"""
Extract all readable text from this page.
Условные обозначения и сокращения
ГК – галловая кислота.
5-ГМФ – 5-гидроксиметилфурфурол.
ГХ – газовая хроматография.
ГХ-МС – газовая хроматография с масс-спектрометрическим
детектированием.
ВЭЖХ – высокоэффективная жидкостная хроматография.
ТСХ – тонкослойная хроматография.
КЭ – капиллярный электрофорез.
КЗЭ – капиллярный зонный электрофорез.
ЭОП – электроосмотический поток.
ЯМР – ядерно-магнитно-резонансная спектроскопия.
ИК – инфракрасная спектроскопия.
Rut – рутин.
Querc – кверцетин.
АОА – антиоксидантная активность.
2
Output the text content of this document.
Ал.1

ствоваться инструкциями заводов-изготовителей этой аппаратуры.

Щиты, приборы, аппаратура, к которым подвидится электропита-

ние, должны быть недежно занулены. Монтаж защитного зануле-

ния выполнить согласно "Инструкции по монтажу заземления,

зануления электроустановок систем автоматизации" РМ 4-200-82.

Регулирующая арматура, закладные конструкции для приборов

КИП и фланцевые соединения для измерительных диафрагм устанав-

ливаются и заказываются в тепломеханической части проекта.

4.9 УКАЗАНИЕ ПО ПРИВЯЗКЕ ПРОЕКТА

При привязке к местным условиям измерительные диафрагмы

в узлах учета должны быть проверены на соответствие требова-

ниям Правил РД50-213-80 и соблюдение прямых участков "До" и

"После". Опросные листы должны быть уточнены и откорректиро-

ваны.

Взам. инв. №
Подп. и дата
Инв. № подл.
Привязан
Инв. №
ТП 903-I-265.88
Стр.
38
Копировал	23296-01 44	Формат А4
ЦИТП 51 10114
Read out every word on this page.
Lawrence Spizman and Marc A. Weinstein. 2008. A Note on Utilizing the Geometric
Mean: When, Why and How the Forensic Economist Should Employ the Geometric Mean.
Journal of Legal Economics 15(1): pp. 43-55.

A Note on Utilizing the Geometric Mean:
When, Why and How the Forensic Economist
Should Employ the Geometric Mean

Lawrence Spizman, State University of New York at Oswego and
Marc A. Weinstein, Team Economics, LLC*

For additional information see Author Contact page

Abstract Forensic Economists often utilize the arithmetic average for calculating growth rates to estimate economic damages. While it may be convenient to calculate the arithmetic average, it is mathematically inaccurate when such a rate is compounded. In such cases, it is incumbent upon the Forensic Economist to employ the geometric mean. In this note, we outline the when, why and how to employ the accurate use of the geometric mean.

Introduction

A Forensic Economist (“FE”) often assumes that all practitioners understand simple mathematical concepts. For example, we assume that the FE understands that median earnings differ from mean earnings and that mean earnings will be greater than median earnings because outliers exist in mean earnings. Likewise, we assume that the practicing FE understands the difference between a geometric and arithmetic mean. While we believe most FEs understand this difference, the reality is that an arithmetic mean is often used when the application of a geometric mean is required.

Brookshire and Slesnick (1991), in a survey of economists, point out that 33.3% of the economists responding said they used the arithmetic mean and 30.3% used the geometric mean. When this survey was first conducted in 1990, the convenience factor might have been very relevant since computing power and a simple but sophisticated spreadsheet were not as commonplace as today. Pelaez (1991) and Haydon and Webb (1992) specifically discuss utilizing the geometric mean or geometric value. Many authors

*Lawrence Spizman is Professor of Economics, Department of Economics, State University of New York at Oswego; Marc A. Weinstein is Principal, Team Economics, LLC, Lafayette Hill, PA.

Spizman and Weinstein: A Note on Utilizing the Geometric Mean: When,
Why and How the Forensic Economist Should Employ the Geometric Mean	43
"""
Given task:
Each line that has the word "Economics" should be copied.

Expected output:
Journal of Legal Economics 15(1): pp. 43-55.
Marc A. Weinstein, Team Economics, LLC*
*Lawrence Spizman is Professor of Economics, Department of Economics, State University of New York at Oswego; Marc A. Weinstein is Principal, Team Economics, LLC, Lafayette Hill, PA.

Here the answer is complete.